[Stored data]
····················
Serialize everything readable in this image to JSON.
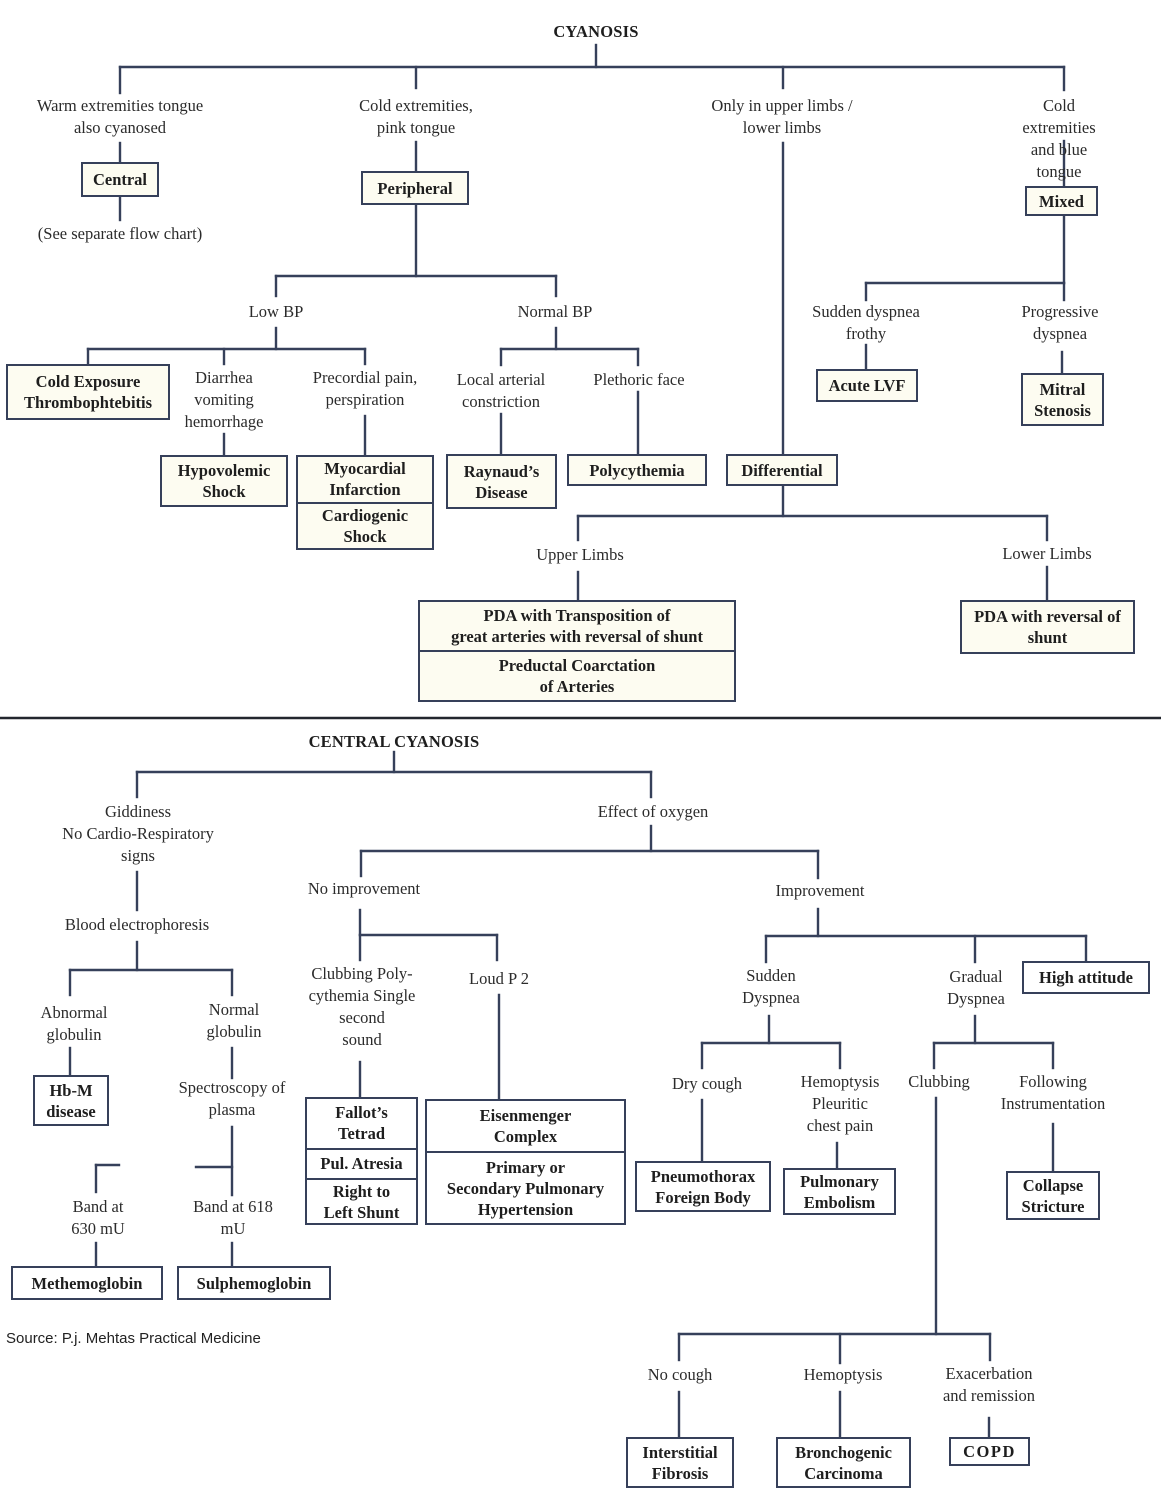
{
  "peripheral_chart": {
    "title": "CYANOSIS",
    "branches": {
      "warm": "Warm extremities tongue\nalso cyanosed",
      "cold_pink": "Cold extremities,\npink tongue",
      "limbs": "Only in upper limbs /\nlower limbs",
      "cold_blue": "Cold extremities\nand blue tongue"
    },
    "central_box": "Central",
    "central_note": "(See separate flow chart)",
    "peripheral_box": "Peripheral",
    "mixed_box": "Mixed",
    "low_bp": "Low BP",
    "normal_bp": "Normal BP",
    "cold_exposure_box": "Cold Exposure\nThrombophtebitis",
    "diarrhea": "Diarrhea\nvomiting\nhemorrhage",
    "precordial": "Precordial pain,\nperspiration",
    "hypovolemic_box": "Hypovolemic\nShock",
    "mi_box": "Myocardial\nInfarction",
    "cardiogenic_box": "Cardiogenic\nShock",
    "local_arterial": "Local arterial\nconstriction",
    "plethoric": "Plethoric face",
    "raynaud_box": "Raynaud’s\nDisease",
    "polycythemia_box": "Polycythemia",
    "differential_box": "Differential",
    "sudden_dyspnea": "Sudden dyspnea\nfrothy",
    "progressive_dyspnea": "Progressive\ndyspnea",
    "acute_lvf_box": "Acute LVF",
    "mitral_box": "Mitral\nStenosis",
    "upper_limbs": "Upper Limbs",
    "lower_limbs": "Lower Limbs",
    "pda_transposition_box": "PDA with Transposition of\ngreat arteries with reversal of shunt",
    "preductal_box": "Preductal Coarctation\nof Arteries",
    "pda_reversal_box": "PDA with reversal of\nshunt"
  },
  "central_chart": {
    "title": "CENTRAL CYANOSIS",
    "giddiness": "Giddiness\nNo Cardio-Respiratory\nsigns",
    "effect_oxygen": "Effect of oxygen",
    "blood_electro": "Blood electrophoresis",
    "abnormal_globulin": "Abnormal\nglobulin",
    "normal_globulin": "Normal\nglobulin",
    "hbm_box": "Hb-M\ndisease",
    "spectroscopy": "Spectroscopy of\nplasma",
    "band_630": "Band at\n630 mU",
    "band_618": "Band at 618\nmU",
    "methemoglobin_box": "Methemoglobin",
    "sulphemoglobin_box": "Sulphemoglobin",
    "no_improvement": "No improvement",
    "improvement": "Improvement",
    "clubbing_poly": "Clubbing Poly-\ncythemia Single\nsecond\nsound",
    "loud_p2": "Loud P 2",
    "fallot_box": "Fallot’s\nTetrad",
    "pul_atresia_box": "Pul. Atresia",
    "right_left_box": "Right to\nLeft Shunt",
    "eisenmenger_box": "Eisenmenger\nComplex",
    "pulm_htn_box": "Primary or\nSecondary Pulmonary\nHypertension",
    "sudden_dyspnea": "Sudden\nDyspnea",
    "gradual_dyspnea": "Gradual\nDyspnea",
    "high_attitude_box": "High attitude",
    "dry_cough": "Dry cough",
    "hemoptysis_pleuritic": "Hemoptysis\nPleuritic\nchest pain",
    "clubbing": "Clubbing",
    "following_instr": "Following\nInstrumentation",
    "pneumothorax_box": "Pneumothorax\nForeign Body",
    "pulm_embolism_box": "Pulmonary\nEmbolism",
    "collapse_box": "Collapse\nStricture",
    "no_cough": "No cough",
    "hemoptysis": "Hemoptysis",
    "exacerbation": "Exacerbation\nand remission",
    "interstitial_box": "Interstitial\nFibrosis",
    "bronchogenic_box": "Bronchogenic\nCarcinoma",
    "copd_box": "COPD"
  },
  "source": "Source: P.j. Mehtas Practical Medicine"
}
····················
JOB: Without including any pictures, output all the entries above exactly.

RESPONSE:
Serialize everything readable in this image to JSON.
{
  "peripheral_chart": {
    "title": "CYANOSIS",
    "branches": {
      "warm": "Warm extremities tongue\nalso cyanosed",
      "cold_pink": "Cold extremities,\npink tongue",
      "limbs": "Only in upper limbs /\nlower limbs",
      "cold_blue": "Cold extremities\nand blue tongue"
    },
    "central_box": "Central",
    "central_note": "(See separate flow chart)",
    "peripheral_box": "Peripheral",
    "mixed_box": "Mixed",
    "low_bp": "Low BP",
    "normal_bp": "Normal BP",
    "cold_exposure_box": "Cold Exposure\nThrombophtebitis",
    "diarrhea": "Diarrhea\nvomiting\nhemorrhage",
    "precordial": "Precordial pain,\nperspiration",
    "hypovolemic_box": "Hypovolemic\nShock",
    "mi_box": "Myocardial\nInfarction",
    "cardiogenic_box": "Cardiogenic\nShock",
    "local_arterial": "Local arterial\nconstriction",
    "plethoric": "Plethoric face",
    "raynaud_box": "Raynaud’s\nDisease",
    "polycythemia_box": "Polycythemia",
    "differential_box": "Differential",
    "sudden_dyspnea": "Sudden dyspnea\nfrothy",
    "progressive_dyspnea": "Progressive\ndyspnea",
    "acute_lvf_box": "Acute LVF",
    "mitral_box": "Mitral\nStenosis",
    "upper_limbs": "Upper Limbs",
    "lower_limbs": "Lower Limbs",
    "pda_transposition_box": "PDA with Transposition of\ngreat arteries with reversal of shunt",
    "preductal_box": "Preductal Coarctation\nof Arteries",
    "pda_reversal_box": "PDA with reversal of\nshunt"
  },
  "central_chart": {
    "title": "CENTRAL CYANOSIS",
    "giddiness": "Giddiness\nNo Cardio-Respiratory\nsigns",
    "effect_oxygen": "Effect of oxygen",
    "blood_electro": "Blood electrophoresis",
    "abnormal_globulin": "Abnormal\nglobulin",
    "normal_globulin": "Normal\nglobulin",
    "hbm_box": "Hb-M\ndisease",
    "spectroscopy": "Spectroscopy of\nplasma",
    "band_630": "Band at\n630 mU",
    "band_618": "Band at 618\nmU",
    "methemoglobin_box": "Methemoglobin",
    "sulphemoglobin_box": "Sulphemoglobin",
    "no_improvement": "No improvement",
    "improvement": "Improvement",
    "clubbing_poly": "Clubbing Poly-\ncythemia Single\nsecond\nsound",
    "loud_p2": "Loud P 2",
    "fallot_box": "Fallot’s\nTetrad",
    "pul_atresia_box": "Pul. Atresia",
    "right_left_box": "Right to\nLeft Shunt",
    "eisenmenger_box": "Eisenmenger\nComplex",
    "pulm_htn_box": "Primary or\nSecondary Pulmonary\nHypertension",
    "sudden_dyspnea": "Sudden\nDyspnea",
    "gradual_dyspnea": "Gradual\nDyspnea",
    "high_attitude_box": "High attitude",
    "dry_cough": "Dry cough",
    "hemoptysis_pleuritic": "Hemoptysis\nPleuritic\nchest pain",
    "clubbing": "Clubbing",
    "following_instr": "Following\nInstrumentation",
    "pneumothorax_box": "Pneumothorax\nForeign Body",
    "pulm_embolism_box": "Pulmonary\nEmbolism",
    "collapse_box": "Collapse\nStricture",
    "no_cough": "No cough",
    "hemoptysis": "Hemoptysis",
    "exacerbation": "Exacerbation\nand remission",
    "interstitial_box": "Interstitial\nFibrosis",
    "bronchogenic_box": "Bronchogenic\nCarcinoma",
    "copd_box": "COPD"
  },
  "source": "Source: P.j. Mehtas Practical Medicine"
}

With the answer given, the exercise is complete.